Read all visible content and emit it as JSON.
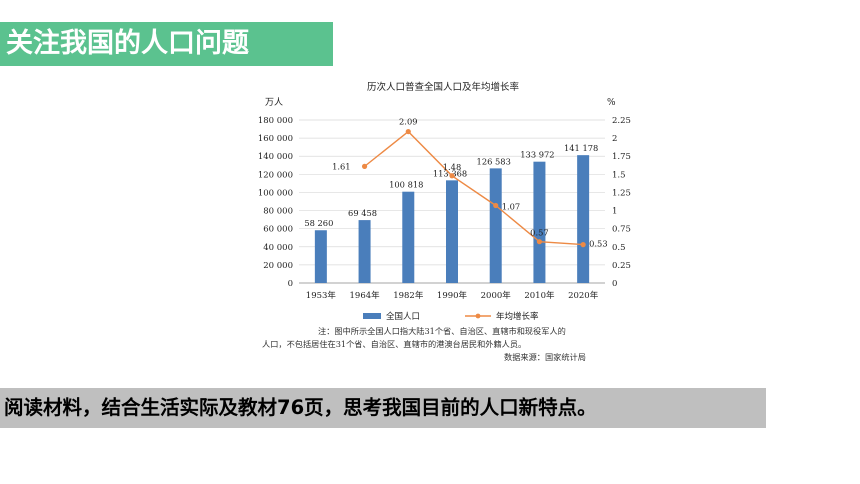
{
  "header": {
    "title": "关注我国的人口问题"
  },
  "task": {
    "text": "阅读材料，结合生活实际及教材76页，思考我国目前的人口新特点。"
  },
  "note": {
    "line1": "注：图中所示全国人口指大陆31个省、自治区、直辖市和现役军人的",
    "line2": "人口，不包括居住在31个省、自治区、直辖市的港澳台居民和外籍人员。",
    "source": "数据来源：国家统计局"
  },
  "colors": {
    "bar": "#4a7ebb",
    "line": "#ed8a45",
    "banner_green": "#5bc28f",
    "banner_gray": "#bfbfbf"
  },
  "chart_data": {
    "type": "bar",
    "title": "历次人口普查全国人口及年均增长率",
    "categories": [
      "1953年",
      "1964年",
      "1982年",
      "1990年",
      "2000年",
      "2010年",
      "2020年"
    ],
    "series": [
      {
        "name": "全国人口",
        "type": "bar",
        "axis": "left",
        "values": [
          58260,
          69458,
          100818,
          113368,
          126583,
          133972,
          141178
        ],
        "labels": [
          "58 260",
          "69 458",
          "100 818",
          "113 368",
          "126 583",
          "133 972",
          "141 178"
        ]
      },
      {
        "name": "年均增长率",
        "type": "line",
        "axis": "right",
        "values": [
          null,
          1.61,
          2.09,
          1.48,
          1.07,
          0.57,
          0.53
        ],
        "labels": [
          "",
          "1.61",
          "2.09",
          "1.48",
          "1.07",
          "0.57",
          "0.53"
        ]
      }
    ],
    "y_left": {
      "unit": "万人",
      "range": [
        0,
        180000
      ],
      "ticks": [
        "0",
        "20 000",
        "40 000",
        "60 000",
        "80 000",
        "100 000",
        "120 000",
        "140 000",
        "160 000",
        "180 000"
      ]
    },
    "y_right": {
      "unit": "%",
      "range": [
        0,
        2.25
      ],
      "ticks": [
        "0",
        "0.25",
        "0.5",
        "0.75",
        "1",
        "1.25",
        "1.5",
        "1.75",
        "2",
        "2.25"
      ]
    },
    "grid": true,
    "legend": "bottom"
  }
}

Set task — The material above holds pictures; copy everything else in it exactly.

Output of the task —
Read all visible content and emit it as JSON.
{
  "header": {
    "title": "关注我国的人口问题"
  },
  "task": {
    "text": "阅读材料，结合生活实际及教材76页，思考我国目前的人口新特点。"
  },
  "note": {
    "line1": "注：图中所示全国人口指大陆31个省、自治区、直辖市和现役军人的",
    "line2": "人口，不包括居住在31个省、自治区、直辖市的港澳台居民和外籍人员。",
    "source": "数据来源：国家统计局"
  },
  "colors": {
    "bar": "#4a7ebb",
    "line": "#ed8a45",
    "banner_green": "#5bc28f",
    "banner_gray": "#bfbfbf"
  },
  "chart_data": {
    "type": "bar",
    "title": "历次人口普查全国人口及年均增长率",
    "categories": [
      "1953年",
      "1964年",
      "1982年",
      "1990年",
      "2000年",
      "2010年",
      "2020年"
    ],
    "series": [
      {
        "name": "全国人口",
        "type": "bar",
        "axis": "left",
        "values": [
          58260,
          69458,
          100818,
          113368,
          126583,
          133972,
          141178
        ],
        "labels": [
          "58 260",
          "69 458",
          "100 818",
          "113 368",
          "126 583",
          "133 972",
          "141 178"
        ]
      },
      {
        "name": "年均增长率",
        "type": "line",
        "axis": "right",
        "values": [
          null,
          1.61,
          2.09,
          1.48,
          1.07,
          0.57,
          0.53
        ],
        "labels": [
          "",
          "1.61",
          "2.09",
          "1.48",
          "1.07",
          "0.57",
          "0.53"
        ]
      }
    ],
    "y_left": {
      "unit": "万人",
      "range": [
        0,
        180000
      ],
      "ticks": [
        "0",
        "20 000",
        "40 000",
        "60 000",
        "80 000",
        "100 000",
        "120 000",
        "140 000",
        "160 000",
        "180 000"
      ]
    },
    "y_right": {
      "unit": "%",
      "range": [
        0,
        2.25
      ],
      "ticks": [
        "0",
        "0.25",
        "0.5",
        "0.75",
        "1",
        "1.25",
        "1.5",
        "1.75",
        "2",
        "2.25"
      ]
    },
    "grid": true,
    "legend": "bottom"
  }
}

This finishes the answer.